<<<<

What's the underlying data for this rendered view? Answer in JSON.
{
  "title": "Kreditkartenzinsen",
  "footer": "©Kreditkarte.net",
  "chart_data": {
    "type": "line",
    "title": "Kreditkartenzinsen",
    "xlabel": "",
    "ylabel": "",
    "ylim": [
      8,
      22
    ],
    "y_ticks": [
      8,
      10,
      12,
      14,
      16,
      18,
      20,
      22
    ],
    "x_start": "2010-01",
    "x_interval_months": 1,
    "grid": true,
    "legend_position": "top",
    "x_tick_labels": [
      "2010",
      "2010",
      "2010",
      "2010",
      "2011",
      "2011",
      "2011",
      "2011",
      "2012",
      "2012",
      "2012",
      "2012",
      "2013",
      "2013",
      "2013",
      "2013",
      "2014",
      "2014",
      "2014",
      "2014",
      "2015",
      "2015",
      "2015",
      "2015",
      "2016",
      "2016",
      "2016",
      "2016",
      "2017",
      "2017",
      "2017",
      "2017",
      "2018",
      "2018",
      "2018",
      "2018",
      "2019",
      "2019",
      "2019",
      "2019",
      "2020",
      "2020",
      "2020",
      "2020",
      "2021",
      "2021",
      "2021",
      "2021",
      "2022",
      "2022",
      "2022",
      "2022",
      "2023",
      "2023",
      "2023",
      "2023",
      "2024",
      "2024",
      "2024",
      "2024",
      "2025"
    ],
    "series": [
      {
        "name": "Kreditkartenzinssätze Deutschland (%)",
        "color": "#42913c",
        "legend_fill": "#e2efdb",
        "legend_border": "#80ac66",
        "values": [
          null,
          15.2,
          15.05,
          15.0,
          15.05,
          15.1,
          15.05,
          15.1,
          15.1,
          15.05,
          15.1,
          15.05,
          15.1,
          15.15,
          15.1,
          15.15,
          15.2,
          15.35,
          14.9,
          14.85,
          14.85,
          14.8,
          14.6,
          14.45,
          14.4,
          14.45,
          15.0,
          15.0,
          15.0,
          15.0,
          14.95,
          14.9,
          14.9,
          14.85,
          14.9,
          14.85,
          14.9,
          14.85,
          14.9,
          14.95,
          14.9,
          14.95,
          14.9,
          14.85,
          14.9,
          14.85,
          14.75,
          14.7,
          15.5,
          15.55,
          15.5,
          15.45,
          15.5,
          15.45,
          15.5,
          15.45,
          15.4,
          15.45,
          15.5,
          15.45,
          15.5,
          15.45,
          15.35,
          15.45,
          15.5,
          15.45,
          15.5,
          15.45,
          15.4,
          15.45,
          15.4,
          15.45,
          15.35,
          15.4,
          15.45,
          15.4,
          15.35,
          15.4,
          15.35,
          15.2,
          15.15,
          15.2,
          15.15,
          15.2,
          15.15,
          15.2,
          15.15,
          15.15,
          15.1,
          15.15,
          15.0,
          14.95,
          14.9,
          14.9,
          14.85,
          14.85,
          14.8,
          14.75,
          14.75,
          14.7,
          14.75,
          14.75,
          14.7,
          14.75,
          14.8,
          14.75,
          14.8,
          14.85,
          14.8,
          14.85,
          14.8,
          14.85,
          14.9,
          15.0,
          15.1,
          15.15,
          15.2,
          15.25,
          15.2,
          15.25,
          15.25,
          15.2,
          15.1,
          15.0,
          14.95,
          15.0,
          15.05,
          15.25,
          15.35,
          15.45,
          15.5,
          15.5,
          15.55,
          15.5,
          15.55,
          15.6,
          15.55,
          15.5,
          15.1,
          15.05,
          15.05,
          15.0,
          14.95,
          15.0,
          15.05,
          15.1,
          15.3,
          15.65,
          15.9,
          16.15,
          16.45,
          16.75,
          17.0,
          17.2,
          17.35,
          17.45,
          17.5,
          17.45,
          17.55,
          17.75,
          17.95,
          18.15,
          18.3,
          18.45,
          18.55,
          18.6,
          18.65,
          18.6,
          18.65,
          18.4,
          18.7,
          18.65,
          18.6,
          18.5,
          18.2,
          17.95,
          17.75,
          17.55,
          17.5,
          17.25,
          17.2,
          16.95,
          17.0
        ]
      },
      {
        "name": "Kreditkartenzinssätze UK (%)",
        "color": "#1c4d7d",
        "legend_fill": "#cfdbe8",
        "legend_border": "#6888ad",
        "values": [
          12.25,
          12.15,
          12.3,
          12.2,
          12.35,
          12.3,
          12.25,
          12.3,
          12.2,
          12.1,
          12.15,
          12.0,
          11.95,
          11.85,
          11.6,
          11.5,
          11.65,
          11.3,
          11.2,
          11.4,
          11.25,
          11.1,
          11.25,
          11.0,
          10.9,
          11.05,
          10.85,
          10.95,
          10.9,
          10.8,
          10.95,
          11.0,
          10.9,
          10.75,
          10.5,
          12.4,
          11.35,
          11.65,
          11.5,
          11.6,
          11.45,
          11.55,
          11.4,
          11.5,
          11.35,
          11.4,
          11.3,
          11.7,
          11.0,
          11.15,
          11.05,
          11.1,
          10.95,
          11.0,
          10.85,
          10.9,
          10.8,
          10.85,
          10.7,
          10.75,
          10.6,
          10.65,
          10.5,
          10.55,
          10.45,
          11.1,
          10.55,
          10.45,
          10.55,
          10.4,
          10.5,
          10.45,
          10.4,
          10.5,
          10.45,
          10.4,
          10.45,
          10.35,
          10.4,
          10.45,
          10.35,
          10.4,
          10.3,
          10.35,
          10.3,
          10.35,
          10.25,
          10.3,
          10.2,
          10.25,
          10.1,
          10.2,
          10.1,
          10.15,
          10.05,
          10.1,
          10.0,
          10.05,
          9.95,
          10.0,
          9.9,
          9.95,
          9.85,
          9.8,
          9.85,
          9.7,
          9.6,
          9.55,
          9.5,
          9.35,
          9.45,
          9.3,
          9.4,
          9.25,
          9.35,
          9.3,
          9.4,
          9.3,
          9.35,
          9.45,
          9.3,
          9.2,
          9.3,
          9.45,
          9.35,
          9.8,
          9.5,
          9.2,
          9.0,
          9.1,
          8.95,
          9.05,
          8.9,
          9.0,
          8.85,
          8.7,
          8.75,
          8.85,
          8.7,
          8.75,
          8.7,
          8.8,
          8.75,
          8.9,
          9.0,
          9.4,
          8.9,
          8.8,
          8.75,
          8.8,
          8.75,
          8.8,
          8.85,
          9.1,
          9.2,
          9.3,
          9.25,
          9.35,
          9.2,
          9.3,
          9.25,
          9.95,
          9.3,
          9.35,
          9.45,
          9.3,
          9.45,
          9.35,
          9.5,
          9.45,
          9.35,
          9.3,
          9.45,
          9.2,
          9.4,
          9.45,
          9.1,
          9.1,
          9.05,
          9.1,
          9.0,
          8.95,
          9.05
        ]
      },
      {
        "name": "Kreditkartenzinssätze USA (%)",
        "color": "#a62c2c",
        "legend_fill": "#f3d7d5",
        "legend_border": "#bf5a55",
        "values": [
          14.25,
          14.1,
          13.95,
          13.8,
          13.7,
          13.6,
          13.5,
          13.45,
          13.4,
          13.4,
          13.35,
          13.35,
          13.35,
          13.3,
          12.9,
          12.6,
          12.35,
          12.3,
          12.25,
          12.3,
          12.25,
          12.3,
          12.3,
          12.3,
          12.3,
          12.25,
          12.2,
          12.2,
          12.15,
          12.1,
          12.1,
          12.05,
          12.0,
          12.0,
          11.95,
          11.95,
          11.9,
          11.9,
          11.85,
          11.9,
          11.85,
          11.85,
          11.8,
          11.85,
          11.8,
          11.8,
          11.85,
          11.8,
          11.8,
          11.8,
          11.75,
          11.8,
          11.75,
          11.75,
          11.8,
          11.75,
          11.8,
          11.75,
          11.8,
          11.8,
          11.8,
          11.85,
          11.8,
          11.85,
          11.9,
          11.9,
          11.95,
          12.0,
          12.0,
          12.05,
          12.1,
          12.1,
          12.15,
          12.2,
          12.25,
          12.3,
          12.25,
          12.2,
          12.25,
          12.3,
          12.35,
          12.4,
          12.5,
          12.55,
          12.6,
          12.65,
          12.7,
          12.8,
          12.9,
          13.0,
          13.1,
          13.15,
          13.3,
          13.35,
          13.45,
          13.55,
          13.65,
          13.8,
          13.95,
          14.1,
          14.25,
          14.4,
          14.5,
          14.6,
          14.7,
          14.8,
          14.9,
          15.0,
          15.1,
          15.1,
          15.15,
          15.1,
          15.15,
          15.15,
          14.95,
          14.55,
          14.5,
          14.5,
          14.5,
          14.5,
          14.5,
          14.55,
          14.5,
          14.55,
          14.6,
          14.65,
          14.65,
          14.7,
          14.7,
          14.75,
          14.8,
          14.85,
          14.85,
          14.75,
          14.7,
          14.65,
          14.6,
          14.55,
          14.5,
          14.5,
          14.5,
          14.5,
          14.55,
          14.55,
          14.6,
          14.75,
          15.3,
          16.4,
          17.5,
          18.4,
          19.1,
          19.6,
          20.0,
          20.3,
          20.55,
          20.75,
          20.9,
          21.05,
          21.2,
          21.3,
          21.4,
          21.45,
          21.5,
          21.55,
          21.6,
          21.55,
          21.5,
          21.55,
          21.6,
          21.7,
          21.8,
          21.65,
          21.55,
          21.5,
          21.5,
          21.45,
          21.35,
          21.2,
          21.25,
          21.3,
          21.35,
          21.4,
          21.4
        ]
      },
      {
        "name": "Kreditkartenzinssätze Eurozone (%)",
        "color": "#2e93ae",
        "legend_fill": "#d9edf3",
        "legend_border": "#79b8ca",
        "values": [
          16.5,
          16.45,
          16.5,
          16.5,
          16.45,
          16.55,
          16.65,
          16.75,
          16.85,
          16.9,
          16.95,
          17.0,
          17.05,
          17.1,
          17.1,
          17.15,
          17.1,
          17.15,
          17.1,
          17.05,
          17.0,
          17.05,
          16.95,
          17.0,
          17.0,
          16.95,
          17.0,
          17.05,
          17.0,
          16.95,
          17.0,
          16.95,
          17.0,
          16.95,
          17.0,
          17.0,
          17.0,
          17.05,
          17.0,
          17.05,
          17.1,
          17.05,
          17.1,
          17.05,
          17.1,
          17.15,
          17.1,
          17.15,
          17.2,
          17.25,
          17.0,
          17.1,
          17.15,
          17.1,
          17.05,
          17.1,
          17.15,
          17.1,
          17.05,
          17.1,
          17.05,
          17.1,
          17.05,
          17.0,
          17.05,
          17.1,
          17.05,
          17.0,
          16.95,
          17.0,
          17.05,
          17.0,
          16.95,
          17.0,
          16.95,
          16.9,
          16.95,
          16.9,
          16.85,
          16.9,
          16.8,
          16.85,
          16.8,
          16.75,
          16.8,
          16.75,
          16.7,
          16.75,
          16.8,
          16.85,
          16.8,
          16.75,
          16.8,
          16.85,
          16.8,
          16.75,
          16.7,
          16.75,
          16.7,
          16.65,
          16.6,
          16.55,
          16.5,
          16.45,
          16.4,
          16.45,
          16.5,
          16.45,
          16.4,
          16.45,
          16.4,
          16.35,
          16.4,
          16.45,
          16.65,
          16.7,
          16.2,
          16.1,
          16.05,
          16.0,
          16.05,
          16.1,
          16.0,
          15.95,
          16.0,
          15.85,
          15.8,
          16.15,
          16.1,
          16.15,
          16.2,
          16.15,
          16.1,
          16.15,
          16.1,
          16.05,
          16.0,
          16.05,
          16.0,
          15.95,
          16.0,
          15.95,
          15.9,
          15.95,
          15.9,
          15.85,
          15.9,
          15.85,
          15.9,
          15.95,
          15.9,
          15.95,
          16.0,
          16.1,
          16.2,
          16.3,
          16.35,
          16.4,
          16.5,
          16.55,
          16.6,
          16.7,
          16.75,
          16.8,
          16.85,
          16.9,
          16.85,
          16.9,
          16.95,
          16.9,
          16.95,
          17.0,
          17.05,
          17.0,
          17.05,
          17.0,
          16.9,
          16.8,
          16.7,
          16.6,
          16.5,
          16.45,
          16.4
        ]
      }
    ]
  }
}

>>>>

AIM OF THE EXERCISE:
Find the lines holding "Kreditkartenzinssätze" and list every one.

WRITTEN ANSWER:
        "name": "Kreditkartenzinssätze Deutschland (%)",
        "name": "Kreditkartenzinssätze UK (%)",
        "name": "Kreditkartenzinssätze USA (%)",
        "name": "Kreditkartenzinssätze Eurozone (%)",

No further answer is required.